--- begin DATA ROWS ---

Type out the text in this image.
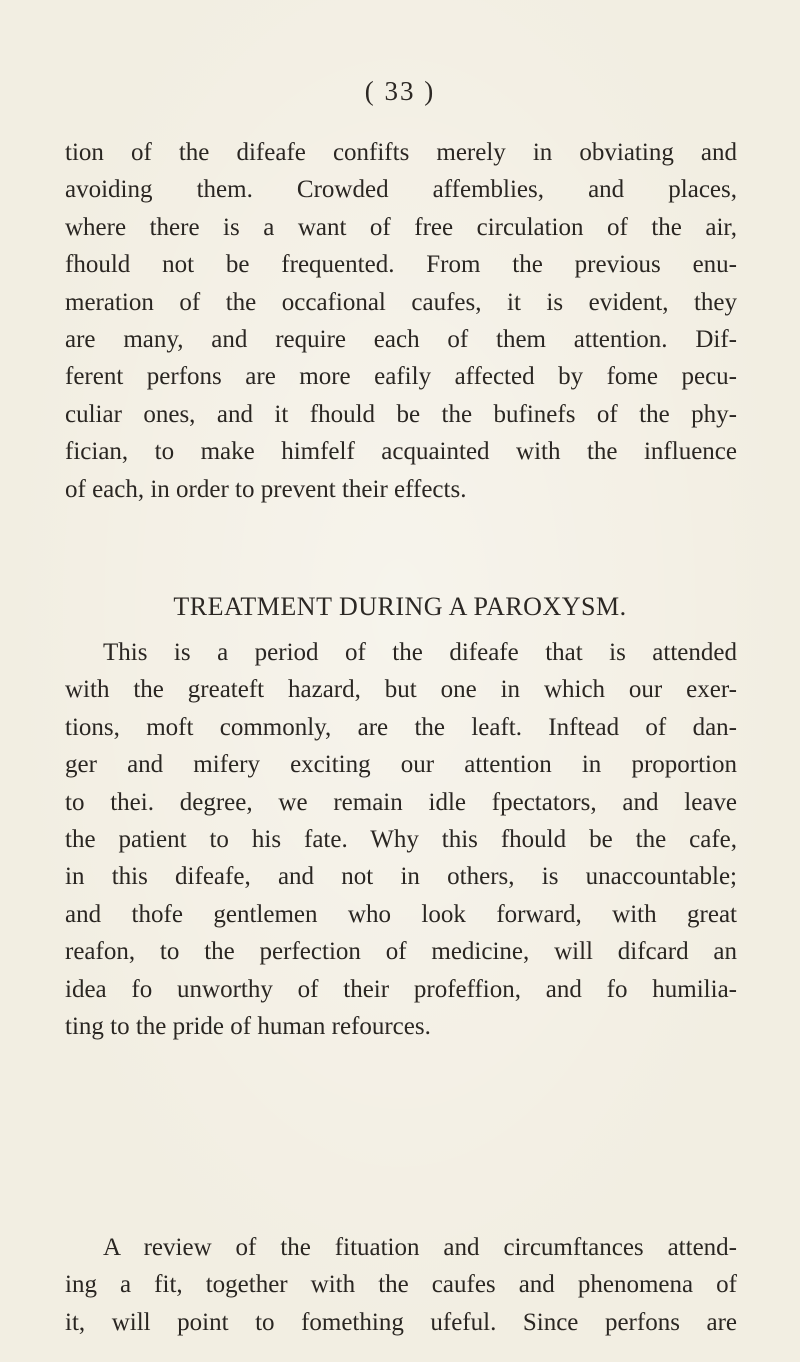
( 33 )
tion of the difeafe confifts merely in obviating and
avoiding them. Crowded affemblies, and places,
where there is a want of free circulation of the air,
fhould not be frequented. From the previous enu-
meration of the occafional caufes, it is evident, they
are many, and require each of them attention. Dif-
ferent perfons are more eafily affected by fome pecu-
culiar ones, and it fhould be the bufinefs of the phy-
fician, to make himfelf acquainted with the influence
of each, in order to prevent their effects.
TREATMENT DURING A PAROXYSM.
This is a period of the difeafe that is attended
with the greateft hazard, but one in which our exer-
tions, moft commonly, are the leaft. Inftead of dan-
ger and mifery exciting our attention in proportion
to thei. degree, we remain idle fpectators, and leave
the patient to his fate. Why this fhould be the cafe,
in this difeafe, and not in others, is unaccountable;
and thofe gentlemen who look forward, with great
reafon, to the perfection of medicine, will difcard an
idea fo unworthy of their profeffion, and fo humilia-
ting to the pride of human refources.
A review of the fituation and circumftances attend-
ing a fit, together with the caufes and phenomena of
it, will point to fomething ufeful. Since perfons are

--- end DATA ROWS ---

_REQUIREMENT_
Every record must be copied exactly, with the pictures left out.

_SOLVED EXERCISE_
Type out the text in this image.
( 33 )
tion of the difeafe confifts merely in obviating and
avoiding them. Crowded affemblies, and places,
where there is a want of free circulation of the air,
fhould not be frequented. From the previous enu-
meration of the occafional caufes, it is evident, they
are many, and require each of them attention. Dif-
ferent perfons are more eafily affected by fome pecu-
culiar ones, and it fhould be the bufinefs of the phy-
fician, to make himfelf acquainted with the influence
of each, in order to prevent their effects.
TREATMENT DURING A PAROXYSM.
This is a period of the difeafe that is attended
with the greateft hazard, but one in which our exer-
tions, moft commonly, are the leaft. Inftead of dan-
ger and mifery exciting our attention in proportion
to thei. degree, we remain idle fpectators, and leave
the patient to his fate. Why this fhould be the cafe,
in this difeafe, and not in others, is unaccountable;
and thofe gentlemen who look forward, with great
reafon, to the perfection of medicine, will difcard an
idea fo unworthy of their profeffion, and fo humilia-
ting to the pride of human refources.
A review of the fituation and circumftances attend-
ing a fit, together with the caufes and phenomena of
it, will point to fomething ufeful. Since perfons are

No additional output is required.